**Extracted records**
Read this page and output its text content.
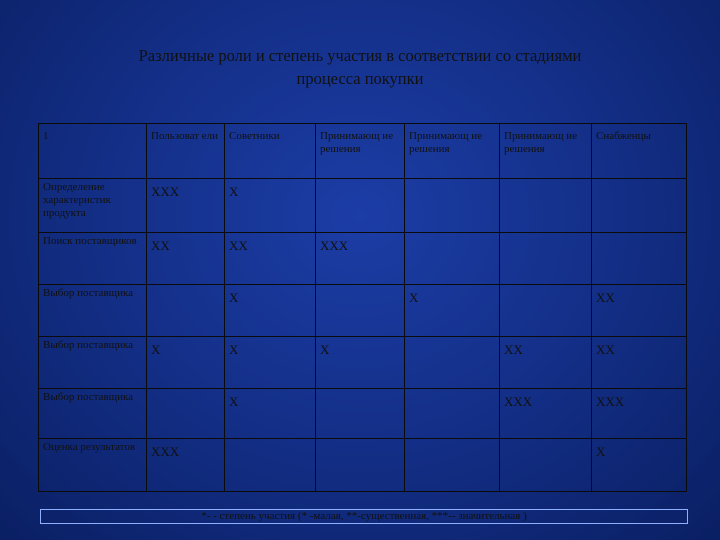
Различные роли и степень участия в соответствии со стадиями
процесса покупки
1	Пользоват ели	Советники	Принимающ ие решения	Принимающ ие решения	Принимающ ие решения	Снабженцы
Определение характеристик продукта	XXX	X				
Поиск поставщиков	XX	XX	XXX			
Выбор поставщика		X		X		XX
Выбор поставщика	X	X	X		XX	XX
Выбор поставщика		X			XXX	XXX
Оценка результатов	XXX					X
*- - степень участия (* -малая, **-существенная, ***-- значительная )
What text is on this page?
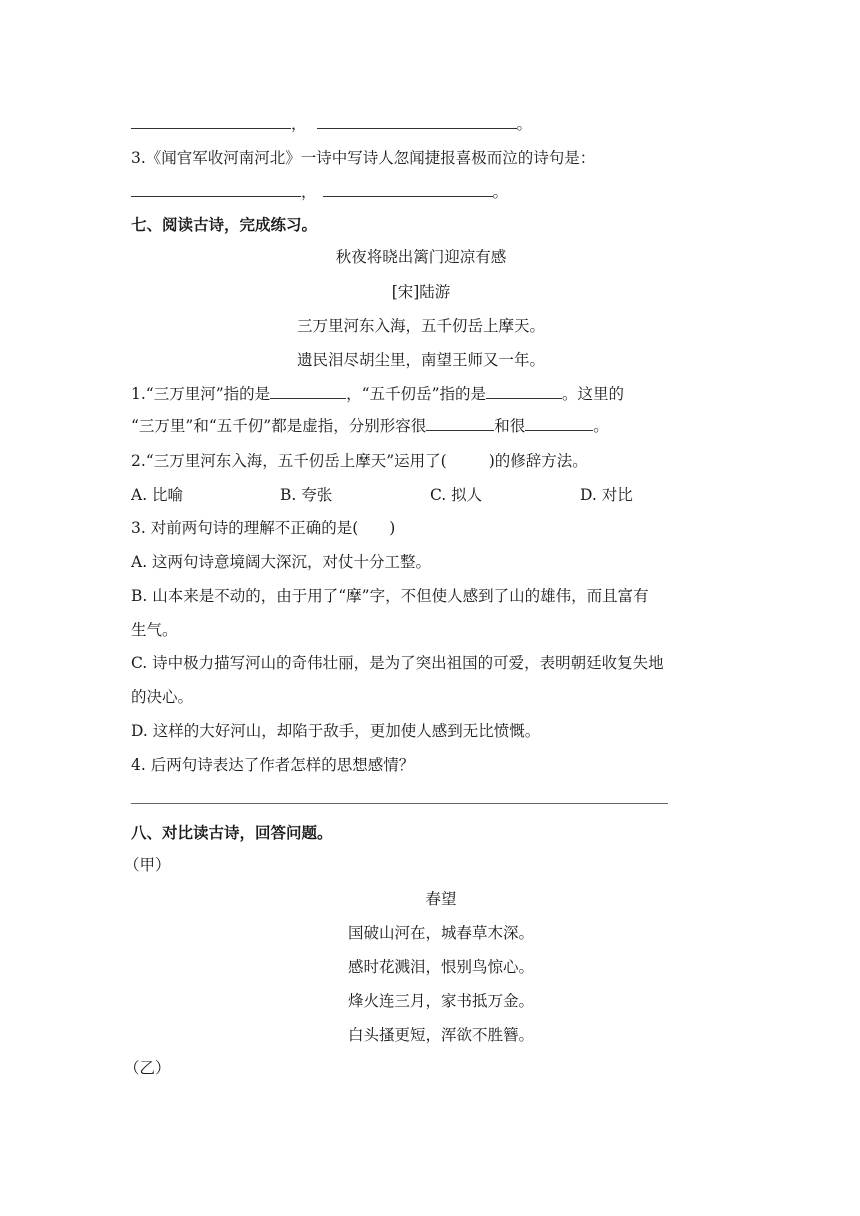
，	。
3.《闻官军收河南河北》一诗中写诗人忽闻捷报喜极而泣的诗句是：
，	。
七、阅读古诗，完成练习。
秋夜将晓出篱门迎凉有感
[宋]陆游
三万里河东入海，五千仞岳上摩天。
遗民泪尽胡尘里，南望王师又一年。
1.“三万里河”指的是	，“五千仞岳”指的是	。这里的
“三万里”和“五千仞”都是虚指，分别形容很	和很	。
2.“三万里河东入海，五千仞岳上摩天”运用了(	)的修辞方法。
A. 比喻	B. 夸张	C. 拟人	D. 对比
3. 对前两句诗的理解不正确的是(　　)
A. 这两句诗意境阔大深沉，对仗十分工整。
B. 山本来是不动的，由于用了“摩”字，不但使人感到了山的雄伟，而且富有
生气。
C. 诗中极力描写河山的奇伟壮丽，是为了突出祖国的可爱，表明朝廷收复失地
的决心。
D. 这样的大好河山，却陷于敌手，更加使人感到无比愤慨。
4. 后两句诗表达了作者怎样的思想感情？
八、对比读古诗，回答问题。
（甲）
春望
国破山河在，城春草木深。
感时花溅泪，恨别鸟惊心。
烽火连三月，家书抵万金。
白头搔更短，浑欲不胜簪。
（乙）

**Set exercise**
Reproduce every entry word for word, but skip any pictures.

**The reply**
Read this page and output its text content.
Различные роли и степень участия в соответствии со стадиями
процесса покупки
1	Пользоват ели	Советники	Принимающ ие решения	Принимающ ие решения	Принимающ ие решения	Снабженцы
Определение характеристик продукта	XXX	X				
Поиск поставщиков	XX	XX	XXX			
Выбор поставщика		X		X		XX
Выбор поставщика	X	X	X		XX	XX
Выбор поставщика		X			XXX	XXX
Оценка результатов	XXX					X
*- - степень участия (* -малая, **-существенная, ***-- значительная )
What text is on this page?
，	。
3.《闻官军收河南河北》一诗中写诗人忽闻捷报喜极而泣的诗句是：
，	。
七、阅读古诗，完成练习。
秋夜将晓出篱门迎凉有感
[宋]陆游
三万里河东入海，五千仞岳上摩天。
遗民泪尽胡尘里，南望王师又一年。
1.“三万里河”指的是	，“五千仞岳”指的是	。这里的
“三万里”和“五千仞”都是虚指，分别形容很	和很	。
2.“三万里河东入海，五千仞岳上摩天”运用了(	)的修辞方法。
A. 比喻	B. 夸张	C. 拟人	D. 对比
3. 对前两句诗的理解不正确的是(　　)
A. 这两句诗意境阔大深沉，对仗十分工整。
B. 山本来是不动的，由于用了“摩”字，不但使人感到了山的雄伟，而且富有
生气。
C. 诗中极力描写河山的奇伟壮丽，是为了突出祖国的可爱，表明朝廷收复失地
的决心。
D. 这样的大好河山，却陷于敌手，更加使人感到无比愤慨。
4. 后两句诗表达了作者怎样的思想感情？
八、对比读古诗，回答问题。
（甲）
春望
国破山河在，城春草木深。
感时花溅泪，恨别鸟惊心。
烽火连三月，家书抵万金。
白头搔更短，浑欲不胜簪。
（乙）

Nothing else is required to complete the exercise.